===== EXERCISE MATERIALS
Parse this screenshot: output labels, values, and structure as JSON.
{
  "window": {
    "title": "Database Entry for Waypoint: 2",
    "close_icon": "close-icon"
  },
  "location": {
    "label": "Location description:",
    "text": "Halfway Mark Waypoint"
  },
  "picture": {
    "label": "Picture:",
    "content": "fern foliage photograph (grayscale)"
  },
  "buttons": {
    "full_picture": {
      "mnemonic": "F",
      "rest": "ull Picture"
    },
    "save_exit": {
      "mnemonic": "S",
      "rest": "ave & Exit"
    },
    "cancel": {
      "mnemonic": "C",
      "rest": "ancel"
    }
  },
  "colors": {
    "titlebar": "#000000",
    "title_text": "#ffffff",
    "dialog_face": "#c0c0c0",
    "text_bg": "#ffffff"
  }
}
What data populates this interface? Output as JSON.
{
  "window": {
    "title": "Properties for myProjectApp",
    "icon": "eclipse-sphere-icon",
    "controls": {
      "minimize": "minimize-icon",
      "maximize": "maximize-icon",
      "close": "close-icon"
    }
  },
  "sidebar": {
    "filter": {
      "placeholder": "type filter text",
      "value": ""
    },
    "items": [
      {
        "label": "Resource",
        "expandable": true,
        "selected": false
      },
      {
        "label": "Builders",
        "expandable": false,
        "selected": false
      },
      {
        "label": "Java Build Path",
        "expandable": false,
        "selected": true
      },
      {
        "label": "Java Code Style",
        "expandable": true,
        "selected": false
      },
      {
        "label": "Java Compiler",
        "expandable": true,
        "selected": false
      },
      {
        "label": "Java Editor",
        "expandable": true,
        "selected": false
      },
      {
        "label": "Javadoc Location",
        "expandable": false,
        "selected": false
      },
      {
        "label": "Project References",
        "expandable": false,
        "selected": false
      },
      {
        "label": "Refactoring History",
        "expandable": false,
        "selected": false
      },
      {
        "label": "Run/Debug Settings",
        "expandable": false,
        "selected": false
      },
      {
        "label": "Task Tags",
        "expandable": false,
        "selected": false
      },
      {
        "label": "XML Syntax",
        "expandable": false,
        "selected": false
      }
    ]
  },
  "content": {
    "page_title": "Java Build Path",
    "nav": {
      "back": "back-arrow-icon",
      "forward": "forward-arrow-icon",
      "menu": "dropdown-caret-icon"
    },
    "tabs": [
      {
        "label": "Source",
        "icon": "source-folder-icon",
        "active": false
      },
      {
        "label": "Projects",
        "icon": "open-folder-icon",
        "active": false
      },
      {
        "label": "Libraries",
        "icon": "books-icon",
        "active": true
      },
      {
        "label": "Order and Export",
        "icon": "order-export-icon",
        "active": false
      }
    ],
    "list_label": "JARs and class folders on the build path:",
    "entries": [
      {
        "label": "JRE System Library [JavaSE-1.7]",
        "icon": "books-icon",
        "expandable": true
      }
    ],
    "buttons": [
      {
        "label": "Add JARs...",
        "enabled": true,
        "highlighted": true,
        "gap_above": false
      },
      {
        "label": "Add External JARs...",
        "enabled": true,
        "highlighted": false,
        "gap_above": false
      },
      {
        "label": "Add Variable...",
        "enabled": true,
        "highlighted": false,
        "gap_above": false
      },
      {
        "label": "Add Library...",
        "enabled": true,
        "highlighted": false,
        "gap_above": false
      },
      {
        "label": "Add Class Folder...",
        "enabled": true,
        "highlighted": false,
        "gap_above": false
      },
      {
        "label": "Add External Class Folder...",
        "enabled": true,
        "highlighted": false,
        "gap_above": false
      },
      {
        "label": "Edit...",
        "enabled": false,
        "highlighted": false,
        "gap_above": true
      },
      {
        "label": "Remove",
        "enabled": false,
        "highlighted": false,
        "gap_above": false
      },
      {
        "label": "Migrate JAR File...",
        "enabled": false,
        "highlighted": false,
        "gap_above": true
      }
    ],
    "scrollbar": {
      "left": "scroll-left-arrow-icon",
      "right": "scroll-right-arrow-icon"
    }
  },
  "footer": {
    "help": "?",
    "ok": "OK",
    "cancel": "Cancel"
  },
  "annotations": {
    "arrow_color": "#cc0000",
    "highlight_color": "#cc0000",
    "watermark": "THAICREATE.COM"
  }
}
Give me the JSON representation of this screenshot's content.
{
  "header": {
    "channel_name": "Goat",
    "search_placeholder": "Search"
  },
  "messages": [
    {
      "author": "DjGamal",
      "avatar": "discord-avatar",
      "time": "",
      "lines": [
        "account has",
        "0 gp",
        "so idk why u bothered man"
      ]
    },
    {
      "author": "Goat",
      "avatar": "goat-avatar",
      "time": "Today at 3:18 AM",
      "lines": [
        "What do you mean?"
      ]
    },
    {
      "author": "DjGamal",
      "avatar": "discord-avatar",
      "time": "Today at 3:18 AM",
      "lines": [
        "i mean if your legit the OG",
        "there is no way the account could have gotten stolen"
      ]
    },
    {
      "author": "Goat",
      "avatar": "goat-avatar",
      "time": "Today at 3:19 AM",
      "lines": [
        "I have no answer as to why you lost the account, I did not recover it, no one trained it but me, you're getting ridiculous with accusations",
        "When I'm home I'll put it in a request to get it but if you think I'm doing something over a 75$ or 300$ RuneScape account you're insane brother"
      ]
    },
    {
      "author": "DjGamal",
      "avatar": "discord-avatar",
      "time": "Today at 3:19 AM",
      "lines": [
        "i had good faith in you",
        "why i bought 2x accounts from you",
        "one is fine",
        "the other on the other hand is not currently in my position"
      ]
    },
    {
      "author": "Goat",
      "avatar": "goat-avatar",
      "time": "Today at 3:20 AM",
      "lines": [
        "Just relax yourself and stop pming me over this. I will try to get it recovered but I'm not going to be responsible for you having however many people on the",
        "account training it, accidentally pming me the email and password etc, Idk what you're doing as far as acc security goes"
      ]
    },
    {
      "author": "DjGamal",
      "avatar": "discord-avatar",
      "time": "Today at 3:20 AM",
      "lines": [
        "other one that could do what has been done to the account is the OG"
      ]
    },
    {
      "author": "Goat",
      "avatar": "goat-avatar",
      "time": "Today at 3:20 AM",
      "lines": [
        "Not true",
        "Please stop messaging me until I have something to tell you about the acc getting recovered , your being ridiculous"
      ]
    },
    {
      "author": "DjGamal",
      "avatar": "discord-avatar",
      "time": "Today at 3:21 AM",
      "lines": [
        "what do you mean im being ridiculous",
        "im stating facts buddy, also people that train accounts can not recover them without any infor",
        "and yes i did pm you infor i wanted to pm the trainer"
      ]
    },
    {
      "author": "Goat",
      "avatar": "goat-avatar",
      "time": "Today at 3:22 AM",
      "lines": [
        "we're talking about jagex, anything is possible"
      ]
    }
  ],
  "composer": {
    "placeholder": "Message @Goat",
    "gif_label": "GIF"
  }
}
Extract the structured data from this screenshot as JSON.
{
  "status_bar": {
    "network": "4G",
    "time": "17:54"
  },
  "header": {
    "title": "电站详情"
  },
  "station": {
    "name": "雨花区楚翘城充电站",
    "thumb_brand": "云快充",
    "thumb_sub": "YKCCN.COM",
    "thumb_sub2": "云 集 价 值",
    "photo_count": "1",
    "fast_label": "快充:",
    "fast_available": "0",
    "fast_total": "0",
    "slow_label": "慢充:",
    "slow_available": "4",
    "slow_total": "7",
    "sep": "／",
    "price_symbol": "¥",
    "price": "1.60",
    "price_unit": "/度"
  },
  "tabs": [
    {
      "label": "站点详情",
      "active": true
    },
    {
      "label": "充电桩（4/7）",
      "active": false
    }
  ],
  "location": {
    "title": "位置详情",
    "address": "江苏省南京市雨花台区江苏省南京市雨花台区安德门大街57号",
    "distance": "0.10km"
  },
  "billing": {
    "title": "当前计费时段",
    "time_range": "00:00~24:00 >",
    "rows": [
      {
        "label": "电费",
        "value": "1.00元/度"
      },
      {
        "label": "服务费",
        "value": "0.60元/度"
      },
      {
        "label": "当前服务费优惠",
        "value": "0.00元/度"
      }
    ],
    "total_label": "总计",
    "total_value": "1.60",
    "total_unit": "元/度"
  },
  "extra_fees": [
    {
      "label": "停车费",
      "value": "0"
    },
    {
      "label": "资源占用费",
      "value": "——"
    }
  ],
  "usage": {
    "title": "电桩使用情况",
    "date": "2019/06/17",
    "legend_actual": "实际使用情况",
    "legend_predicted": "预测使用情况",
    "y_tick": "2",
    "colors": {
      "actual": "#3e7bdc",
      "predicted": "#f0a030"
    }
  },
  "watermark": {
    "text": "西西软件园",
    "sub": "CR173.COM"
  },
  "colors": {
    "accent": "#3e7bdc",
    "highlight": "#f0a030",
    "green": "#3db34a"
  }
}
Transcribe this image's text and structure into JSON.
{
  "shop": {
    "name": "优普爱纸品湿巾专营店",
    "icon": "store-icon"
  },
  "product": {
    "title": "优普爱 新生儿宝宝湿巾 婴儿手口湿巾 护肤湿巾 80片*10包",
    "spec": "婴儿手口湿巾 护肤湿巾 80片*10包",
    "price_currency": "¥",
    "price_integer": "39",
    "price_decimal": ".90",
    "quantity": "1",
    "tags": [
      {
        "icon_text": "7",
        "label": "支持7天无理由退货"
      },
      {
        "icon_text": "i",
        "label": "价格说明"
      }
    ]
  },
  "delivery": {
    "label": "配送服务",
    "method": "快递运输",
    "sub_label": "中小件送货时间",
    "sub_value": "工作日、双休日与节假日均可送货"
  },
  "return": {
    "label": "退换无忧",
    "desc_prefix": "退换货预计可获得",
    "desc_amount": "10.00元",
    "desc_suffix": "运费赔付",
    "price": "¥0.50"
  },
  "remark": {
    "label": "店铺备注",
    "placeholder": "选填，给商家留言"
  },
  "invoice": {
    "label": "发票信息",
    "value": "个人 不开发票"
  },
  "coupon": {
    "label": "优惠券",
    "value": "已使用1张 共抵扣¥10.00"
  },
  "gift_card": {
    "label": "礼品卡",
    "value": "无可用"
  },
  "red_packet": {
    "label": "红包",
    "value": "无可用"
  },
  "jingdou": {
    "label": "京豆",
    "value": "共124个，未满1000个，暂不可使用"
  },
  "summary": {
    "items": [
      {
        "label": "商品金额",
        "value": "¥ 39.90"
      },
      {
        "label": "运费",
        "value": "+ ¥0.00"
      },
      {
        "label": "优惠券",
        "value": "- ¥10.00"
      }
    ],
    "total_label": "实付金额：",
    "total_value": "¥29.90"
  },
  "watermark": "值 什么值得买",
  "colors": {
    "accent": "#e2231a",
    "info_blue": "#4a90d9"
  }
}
==========
YOUR TASK:
In the listing above, find the lines holding the word "JSON" and copy them.

FINISHED ANSWER:
Parse this screenshot: output labels, values, and structure as JSON.
What data populates this interface? Output as JSON.
Give me the JSON representation of this screenshot's content.
Extract the structured data from this screenshot as JSON.
Transcribe this image's text and structure into JSON.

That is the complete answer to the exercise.